### Task brief:
Seek out every line containing the word "name", and copy each.

Records that describe figures
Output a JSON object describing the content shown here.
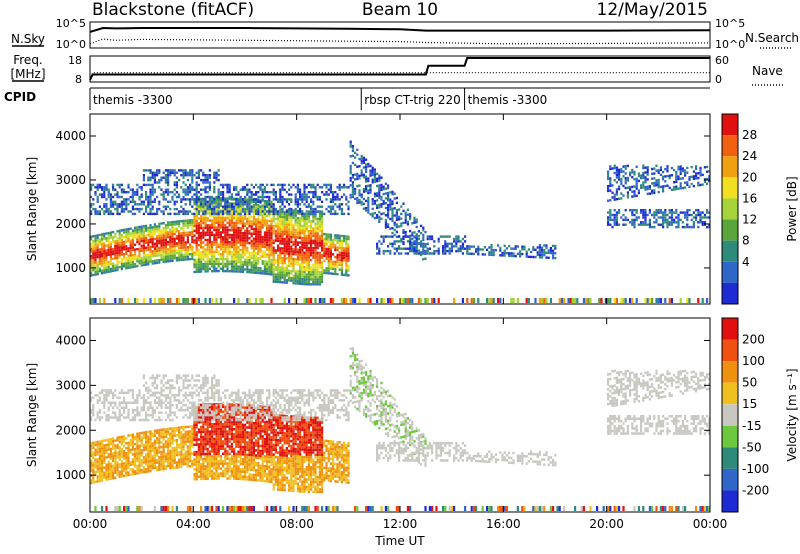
{
  "header": {
    "station": "Blackstone (fitACF)",
    "beam": "Beam 10",
    "date": "12/May/2015"
  },
  "noise_panel": {
    "left_label": "N.Sky",
    "left_ticks": [
      "10^5",
      "10^0"
    ],
    "right_label": "N.Search",
    "right_ticks": [
      "10^5",
      "10^0"
    ]
  },
  "freq_panel": {
    "left_label_1": "Freq.",
    "left_label_2": "[MHz]",
    "left_ticks": [
      "18",
      "8"
    ],
    "right_label": "Nave",
    "right_ticks": [
      "60",
      "0"
    ]
  },
  "cpid": {
    "label": "CPID",
    "segments": [
      {
        "start_hour": 0.0,
        "name": "themis -3300"
      },
      {
        "start_hour": 10.5,
        "name": "rbsp CT-trig 220"
      },
      {
        "start_hour": 14.5,
        "name": "themis -3300"
      }
    ]
  },
  "x_axis": {
    "label": "Time UT",
    "ticks": [
      "00:00",
      "04:00",
      "08:00",
      "12:00",
      "16:00",
      "20:00",
      "00:00"
    ],
    "range_hours": [
      0,
      24
    ]
  },
  "power_panel": {
    "ylabel": "Slant Range [km]",
    "yticks": [
      "4000",
      "3000",
      "2000",
      "1000"
    ],
    "colorbar_label": "Power [dB]",
    "colorbar_ticks": [
      "28",
      "24",
      "20",
      "16",
      "12",
      "8",
      "4"
    ],
    "colors": [
      "#1e2bd2",
      "#2f66c8",
      "#2e8a7a",
      "#5aa43c",
      "#a6d23a",
      "#f0e020",
      "#f0a010",
      "#f06010",
      "#e01010"
    ]
  },
  "velocity_panel": {
    "ylabel": "Slant Range [km]",
    "yticks": [
      "4000",
      "3000",
      "2000",
      "1000"
    ],
    "colorbar_label": "Velocity [m s⁻¹]",
    "colorbar_ticks": [
      "200",
      "100",
      "50",
      "15",
      "-15",
      "-50",
      "-100",
      "-200"
    ],
    "colors": [
      "#1e2bd2",
      "#2f66c8",
      "#2e8a7a",
      "#6cc83c",
      "#c8c8c0",
      "#f0c020",
      "#f09010",
      "#f05010",
      "#e01010"
    ]
  },
  "chart_data": [
    {
      "type": "line",
      "title": "N.Sky / N.Search",
      "x_hours": [
        0,
        0.5,
        1,
        2,
        4,
        6,
        8,
        10,
        12,
        13,
        16,
        20,
        24
      ],
      "series": [
        {
          "name": "N.Sky",
          "log10_values": [
            3.2,
            4.1,
            4.0,
            4.1,
            4.1,
            4.1,
            4.0,
            3.9,
            3.8,
            3.5,
            3.5,
            3.5,
            3.6
          ]
        },
        {
          "name": "N.Search",
          "log10_values": [
            0.5,
            1.6,
            1.3,
            1.5,
            1.4,
            1.3,
            1.2,
            1.1,
            1.0,
            0.8,
            0.5,
            0.6,
            0.7
          ]
        }
      ]
    },
    {
      "type": "line",
      "title": "Freq. / Nave",
      "x_hours": [
        0,
        0.1,
        13.0,
        13.1,
        14.5,
        14.6,
        24
      ],
      "series": [
        {
          "name": "Freq. [MHz]",
          "values": [
            8,
            10.5,
            10.5,
            14.5,
            14.5,
            18,
            18
          ]
        },
        {
          "name": "Nave",
          "values": [
            0,
            20,
            20,
            20,
            20,
            20,
            20
          ]
        }
      ]
    }
  ]
}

### Answer in full:
        "name": "themis -3300"
        "name": "rbsp CT-trig 220"
        "name": "themis -3300"
          "name": "N.Sky",
          "name": "N.Search",
          "name": "Freq. [MHz]",
          "name": "Nave",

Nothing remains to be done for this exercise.